BRIEF ▸
Lines from the one containing "Give me the" through the last line of the data are to be repeated word for word, both ends included.

━━━ INFORMATION SUPPLIED

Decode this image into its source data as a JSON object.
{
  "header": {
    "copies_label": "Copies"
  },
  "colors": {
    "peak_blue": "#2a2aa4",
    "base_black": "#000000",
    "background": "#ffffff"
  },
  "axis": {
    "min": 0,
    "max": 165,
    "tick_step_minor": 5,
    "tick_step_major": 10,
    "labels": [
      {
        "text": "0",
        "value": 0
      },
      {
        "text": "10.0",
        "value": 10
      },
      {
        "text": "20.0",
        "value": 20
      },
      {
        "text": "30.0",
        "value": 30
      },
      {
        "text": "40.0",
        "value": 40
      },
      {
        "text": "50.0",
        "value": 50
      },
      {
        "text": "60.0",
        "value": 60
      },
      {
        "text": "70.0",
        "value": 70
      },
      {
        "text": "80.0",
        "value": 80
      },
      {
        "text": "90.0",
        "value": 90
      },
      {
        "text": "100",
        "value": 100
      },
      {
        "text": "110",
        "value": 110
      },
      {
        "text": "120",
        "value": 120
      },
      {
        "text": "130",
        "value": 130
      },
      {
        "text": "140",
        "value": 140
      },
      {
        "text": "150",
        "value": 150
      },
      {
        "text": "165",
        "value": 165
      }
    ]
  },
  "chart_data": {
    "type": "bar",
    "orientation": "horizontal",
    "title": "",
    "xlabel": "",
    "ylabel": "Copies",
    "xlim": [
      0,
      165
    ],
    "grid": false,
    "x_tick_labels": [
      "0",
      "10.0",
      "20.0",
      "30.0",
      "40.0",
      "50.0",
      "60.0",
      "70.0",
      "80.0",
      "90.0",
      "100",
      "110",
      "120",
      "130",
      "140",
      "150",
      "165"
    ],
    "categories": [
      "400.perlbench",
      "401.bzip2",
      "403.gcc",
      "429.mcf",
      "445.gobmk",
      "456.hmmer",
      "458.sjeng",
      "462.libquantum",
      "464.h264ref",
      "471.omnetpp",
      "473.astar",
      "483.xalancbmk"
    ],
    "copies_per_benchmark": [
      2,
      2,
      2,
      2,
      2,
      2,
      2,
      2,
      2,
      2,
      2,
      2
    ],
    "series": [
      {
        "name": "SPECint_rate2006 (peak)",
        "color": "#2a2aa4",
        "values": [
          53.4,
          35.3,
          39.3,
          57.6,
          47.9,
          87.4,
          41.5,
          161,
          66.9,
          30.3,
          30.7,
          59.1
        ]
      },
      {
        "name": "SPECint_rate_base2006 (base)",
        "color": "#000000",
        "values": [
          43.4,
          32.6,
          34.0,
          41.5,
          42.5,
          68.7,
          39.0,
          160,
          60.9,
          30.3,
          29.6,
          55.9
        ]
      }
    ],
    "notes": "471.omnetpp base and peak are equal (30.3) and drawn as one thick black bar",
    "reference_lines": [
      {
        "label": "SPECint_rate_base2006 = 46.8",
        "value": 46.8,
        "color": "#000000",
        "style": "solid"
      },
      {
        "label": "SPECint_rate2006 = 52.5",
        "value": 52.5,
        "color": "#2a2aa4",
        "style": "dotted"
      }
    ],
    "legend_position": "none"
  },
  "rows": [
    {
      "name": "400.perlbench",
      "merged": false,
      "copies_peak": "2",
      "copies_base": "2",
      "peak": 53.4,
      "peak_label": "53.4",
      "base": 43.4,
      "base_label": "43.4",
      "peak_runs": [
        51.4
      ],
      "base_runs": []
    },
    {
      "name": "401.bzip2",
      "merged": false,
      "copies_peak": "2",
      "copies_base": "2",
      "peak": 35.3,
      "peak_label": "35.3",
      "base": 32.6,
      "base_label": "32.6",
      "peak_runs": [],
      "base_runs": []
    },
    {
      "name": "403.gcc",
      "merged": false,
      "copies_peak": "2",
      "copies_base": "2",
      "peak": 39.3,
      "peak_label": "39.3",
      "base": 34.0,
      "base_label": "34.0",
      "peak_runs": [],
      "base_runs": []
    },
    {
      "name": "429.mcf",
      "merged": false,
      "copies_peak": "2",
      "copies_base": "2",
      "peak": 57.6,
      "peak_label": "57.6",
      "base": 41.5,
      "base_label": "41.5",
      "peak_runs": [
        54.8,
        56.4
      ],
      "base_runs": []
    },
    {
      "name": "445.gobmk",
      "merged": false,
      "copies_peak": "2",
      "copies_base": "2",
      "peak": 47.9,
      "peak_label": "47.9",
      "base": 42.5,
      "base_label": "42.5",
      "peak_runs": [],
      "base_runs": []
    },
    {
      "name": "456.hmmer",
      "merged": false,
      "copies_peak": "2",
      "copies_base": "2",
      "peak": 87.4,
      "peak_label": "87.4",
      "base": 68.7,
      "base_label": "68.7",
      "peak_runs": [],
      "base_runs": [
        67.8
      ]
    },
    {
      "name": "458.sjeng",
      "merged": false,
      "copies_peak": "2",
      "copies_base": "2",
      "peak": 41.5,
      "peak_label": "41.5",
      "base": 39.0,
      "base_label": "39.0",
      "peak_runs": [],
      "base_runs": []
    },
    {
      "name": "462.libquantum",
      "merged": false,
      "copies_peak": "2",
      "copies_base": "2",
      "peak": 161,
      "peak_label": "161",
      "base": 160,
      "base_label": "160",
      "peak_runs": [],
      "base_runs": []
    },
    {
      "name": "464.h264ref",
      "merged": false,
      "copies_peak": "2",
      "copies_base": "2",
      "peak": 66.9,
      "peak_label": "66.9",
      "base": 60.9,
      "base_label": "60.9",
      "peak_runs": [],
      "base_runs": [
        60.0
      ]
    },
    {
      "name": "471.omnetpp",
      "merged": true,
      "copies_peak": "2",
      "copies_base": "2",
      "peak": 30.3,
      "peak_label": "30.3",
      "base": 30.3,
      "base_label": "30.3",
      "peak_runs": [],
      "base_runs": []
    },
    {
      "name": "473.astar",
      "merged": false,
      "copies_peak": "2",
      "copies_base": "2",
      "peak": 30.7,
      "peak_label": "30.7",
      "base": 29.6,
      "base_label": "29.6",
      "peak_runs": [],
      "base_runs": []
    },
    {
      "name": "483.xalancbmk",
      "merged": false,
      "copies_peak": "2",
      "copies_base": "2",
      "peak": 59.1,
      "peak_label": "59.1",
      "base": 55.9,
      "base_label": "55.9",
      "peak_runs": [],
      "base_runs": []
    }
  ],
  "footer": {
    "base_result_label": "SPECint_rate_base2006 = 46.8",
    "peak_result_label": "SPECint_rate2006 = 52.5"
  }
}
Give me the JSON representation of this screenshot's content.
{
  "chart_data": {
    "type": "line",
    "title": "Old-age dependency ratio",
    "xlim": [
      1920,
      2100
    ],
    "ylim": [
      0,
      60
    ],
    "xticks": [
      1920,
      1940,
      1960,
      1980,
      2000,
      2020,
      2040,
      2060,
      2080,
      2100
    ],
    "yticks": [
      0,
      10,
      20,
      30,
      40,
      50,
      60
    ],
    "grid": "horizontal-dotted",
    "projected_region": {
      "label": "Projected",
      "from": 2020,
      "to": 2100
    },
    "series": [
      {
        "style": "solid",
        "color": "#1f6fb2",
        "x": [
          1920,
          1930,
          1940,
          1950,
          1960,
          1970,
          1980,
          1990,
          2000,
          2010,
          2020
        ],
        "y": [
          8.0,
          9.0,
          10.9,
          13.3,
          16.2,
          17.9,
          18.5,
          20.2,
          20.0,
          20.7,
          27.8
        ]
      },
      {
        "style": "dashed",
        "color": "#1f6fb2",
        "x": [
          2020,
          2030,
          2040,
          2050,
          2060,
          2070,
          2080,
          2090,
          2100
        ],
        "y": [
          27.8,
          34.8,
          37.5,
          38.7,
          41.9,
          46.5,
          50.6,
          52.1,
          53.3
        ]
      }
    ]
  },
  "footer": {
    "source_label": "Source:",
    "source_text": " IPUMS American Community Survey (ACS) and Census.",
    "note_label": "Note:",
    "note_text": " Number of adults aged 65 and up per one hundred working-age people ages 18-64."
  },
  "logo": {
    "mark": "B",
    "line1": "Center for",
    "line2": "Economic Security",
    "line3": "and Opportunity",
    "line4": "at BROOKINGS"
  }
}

━━━━━━

SOLUTION TO THE EXERCISE ▸
Give me the JSON representation of this screenshot's content.
{
  "chart_data": {
    "type": "line",
    "title": "Old-age dependency ratio",
    "xlim": [
      1920,
      2100
    ],
    "ylim": [
      0,
      60
    ],
    "xticks": [
      1920,
      1940,
      1960,
      1980,
      2000,
      2020,
      2040,
      2060,
      2080,
      2100
    ],
    "yticks": [
      0,
      10,
      20,
      30,
      40,
      50,
      60
    ],
    "grid": "horizontal-dotted",
    "projected_region": {
      "label": "Projected",
      "from": 2020,
      "to": 2100
    },
    "series": [
      {
        "style": "solid",
        "color": "#1f6fb2",
        "x": [
          1920,
          1930,
          1940,
          1950,
          1960,
          1970,
          1980,
          1990,
          2000,
          2010,
          2020
        ],
        "y": [
          8.0,
          9.0,
          10.9,
          13.3,
          16.2,
          17.9,
          18.5,
          20.2,
          20.0,
          20.7,
          27.8
        ]
      },
      {
        "style": "dashed",
        "color": "#1f6fb2",
        "x": [
          2020,
          2030,
          2040,
          2050,
          2060,
          2070,
          2080,
          2090,
          2100
        ],
        "y": [
          27.8,
          34.8,
          37.5,
          38.7,
          41.9,
          46.5,
          50.6,
          52.1,
          53.3
        ]
      }
    ]
  },
  "footer": {
    "source_label": "Source:",
    "source_text": " IPUMS American Community Survey (ACS) and Census.",
    "note_label": "Note:",
    "note_text": " Number of adults aged 65 and up per one hundred working-age people ages 18-64."
  },
  "logo": {
    "mark": "B",
    "line1": "Center for",
    "line2": "Economic Security",
    "line3": "and Opportunity",
    "line4": "at BROOKINGS"
  }
}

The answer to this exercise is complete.